● Stated problem:
Your answer should be a single number: the count of lines that include the word "study".
>> Start
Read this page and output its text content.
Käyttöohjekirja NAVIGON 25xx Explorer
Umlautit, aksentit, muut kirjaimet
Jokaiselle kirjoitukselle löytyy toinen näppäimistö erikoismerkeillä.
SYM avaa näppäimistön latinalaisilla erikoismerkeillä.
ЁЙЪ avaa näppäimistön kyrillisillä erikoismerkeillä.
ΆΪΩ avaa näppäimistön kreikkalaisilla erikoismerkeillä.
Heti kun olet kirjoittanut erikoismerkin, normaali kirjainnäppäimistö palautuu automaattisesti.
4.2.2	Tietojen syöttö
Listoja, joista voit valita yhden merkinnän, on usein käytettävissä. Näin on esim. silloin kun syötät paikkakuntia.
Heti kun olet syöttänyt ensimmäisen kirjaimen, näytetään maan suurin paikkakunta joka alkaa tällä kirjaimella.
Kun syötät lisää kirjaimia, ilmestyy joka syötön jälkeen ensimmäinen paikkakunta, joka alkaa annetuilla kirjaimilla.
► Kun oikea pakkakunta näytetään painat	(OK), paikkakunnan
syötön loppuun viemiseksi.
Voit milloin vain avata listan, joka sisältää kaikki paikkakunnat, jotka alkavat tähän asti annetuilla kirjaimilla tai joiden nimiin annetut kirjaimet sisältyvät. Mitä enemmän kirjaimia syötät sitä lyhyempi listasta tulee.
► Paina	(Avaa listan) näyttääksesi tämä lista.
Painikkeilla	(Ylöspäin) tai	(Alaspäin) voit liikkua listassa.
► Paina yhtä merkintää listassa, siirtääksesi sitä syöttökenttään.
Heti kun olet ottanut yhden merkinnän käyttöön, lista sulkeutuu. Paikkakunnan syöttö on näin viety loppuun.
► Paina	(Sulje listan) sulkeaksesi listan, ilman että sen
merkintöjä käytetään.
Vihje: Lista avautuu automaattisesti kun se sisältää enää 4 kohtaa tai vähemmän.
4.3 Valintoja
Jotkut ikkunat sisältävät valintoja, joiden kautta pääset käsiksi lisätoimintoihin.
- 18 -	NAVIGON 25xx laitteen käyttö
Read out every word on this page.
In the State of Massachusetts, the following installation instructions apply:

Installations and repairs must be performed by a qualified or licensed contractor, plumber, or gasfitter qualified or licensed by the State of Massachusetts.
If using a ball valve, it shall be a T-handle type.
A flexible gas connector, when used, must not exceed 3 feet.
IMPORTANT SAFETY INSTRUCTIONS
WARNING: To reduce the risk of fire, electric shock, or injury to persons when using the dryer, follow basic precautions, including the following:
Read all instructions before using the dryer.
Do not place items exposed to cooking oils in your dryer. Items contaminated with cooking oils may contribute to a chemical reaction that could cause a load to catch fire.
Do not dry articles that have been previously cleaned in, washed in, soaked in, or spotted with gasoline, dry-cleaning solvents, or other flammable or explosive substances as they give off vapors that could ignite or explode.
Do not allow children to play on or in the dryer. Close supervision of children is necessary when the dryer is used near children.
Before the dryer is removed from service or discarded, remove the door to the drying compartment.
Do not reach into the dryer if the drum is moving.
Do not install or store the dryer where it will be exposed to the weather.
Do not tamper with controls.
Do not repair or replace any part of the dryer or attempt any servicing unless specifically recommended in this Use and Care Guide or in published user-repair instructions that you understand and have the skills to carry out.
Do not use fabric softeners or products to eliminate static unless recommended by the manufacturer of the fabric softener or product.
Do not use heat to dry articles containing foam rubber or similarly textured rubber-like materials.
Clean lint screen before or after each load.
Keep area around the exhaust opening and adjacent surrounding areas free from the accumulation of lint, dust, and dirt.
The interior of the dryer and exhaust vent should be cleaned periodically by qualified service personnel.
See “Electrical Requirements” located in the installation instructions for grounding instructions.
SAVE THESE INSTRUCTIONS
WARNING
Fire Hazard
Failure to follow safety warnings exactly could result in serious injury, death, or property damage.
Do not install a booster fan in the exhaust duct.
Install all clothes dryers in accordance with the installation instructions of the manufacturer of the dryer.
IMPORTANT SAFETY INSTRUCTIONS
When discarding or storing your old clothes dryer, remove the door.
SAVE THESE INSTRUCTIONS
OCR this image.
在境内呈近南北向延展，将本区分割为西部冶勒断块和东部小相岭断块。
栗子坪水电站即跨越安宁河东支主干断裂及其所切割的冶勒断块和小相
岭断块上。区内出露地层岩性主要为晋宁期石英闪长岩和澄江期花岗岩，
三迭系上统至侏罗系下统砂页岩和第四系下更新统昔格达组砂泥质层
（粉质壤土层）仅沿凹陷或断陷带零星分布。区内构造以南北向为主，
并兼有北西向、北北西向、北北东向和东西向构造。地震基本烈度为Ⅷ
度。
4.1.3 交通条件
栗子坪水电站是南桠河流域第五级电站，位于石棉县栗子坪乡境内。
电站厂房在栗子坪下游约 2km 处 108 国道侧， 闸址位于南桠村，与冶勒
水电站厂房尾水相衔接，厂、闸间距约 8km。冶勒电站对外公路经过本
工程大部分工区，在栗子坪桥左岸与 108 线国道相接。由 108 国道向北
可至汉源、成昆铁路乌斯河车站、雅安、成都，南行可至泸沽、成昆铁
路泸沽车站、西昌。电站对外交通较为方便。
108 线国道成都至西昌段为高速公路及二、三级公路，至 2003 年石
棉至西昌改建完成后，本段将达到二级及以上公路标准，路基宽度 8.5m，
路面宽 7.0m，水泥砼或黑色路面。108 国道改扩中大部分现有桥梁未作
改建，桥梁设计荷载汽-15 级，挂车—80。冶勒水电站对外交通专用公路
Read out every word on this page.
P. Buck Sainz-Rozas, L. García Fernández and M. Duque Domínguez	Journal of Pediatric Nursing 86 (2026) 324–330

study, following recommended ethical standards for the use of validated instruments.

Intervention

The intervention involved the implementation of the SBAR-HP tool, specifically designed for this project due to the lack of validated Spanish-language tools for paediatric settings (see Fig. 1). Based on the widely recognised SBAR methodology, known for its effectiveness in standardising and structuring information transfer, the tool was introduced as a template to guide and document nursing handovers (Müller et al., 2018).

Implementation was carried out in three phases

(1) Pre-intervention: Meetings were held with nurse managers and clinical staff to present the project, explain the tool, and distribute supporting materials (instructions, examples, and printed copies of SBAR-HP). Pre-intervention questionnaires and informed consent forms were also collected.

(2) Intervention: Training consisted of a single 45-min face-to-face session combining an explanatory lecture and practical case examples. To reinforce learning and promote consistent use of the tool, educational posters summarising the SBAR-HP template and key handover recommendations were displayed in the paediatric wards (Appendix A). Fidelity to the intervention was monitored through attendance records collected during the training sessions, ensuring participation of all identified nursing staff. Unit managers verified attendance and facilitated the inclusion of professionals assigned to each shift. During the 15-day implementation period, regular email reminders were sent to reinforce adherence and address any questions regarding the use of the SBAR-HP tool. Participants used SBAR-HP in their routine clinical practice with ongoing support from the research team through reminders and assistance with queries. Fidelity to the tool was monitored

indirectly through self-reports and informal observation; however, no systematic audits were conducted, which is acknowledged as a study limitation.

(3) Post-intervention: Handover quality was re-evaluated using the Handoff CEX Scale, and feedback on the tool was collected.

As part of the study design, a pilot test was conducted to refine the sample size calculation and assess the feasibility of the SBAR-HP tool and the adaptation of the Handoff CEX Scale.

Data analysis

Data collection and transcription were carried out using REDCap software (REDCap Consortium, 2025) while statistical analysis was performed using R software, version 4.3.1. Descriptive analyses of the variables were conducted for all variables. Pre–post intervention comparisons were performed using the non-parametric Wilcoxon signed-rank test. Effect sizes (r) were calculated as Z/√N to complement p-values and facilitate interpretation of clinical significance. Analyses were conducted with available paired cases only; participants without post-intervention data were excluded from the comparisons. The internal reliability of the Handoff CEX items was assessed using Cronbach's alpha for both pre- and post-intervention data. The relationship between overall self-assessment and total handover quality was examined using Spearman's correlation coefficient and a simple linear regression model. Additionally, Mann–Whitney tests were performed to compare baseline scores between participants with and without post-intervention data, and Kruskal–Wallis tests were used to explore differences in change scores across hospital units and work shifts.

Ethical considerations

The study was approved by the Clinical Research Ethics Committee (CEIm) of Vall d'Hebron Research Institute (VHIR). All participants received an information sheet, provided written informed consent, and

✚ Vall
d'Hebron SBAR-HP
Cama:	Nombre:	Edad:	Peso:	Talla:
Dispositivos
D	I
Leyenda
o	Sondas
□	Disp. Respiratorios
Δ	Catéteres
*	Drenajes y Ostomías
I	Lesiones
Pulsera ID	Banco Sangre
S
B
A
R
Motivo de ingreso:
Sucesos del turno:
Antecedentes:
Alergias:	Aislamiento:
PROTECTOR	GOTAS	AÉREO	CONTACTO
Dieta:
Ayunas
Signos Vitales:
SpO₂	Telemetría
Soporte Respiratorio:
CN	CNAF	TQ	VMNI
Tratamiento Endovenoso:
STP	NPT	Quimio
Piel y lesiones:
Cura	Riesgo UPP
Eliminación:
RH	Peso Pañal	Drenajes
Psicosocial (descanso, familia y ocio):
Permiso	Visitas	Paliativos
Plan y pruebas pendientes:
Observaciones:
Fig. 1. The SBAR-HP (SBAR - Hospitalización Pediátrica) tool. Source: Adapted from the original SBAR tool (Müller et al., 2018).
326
>> End
● Full answer:
4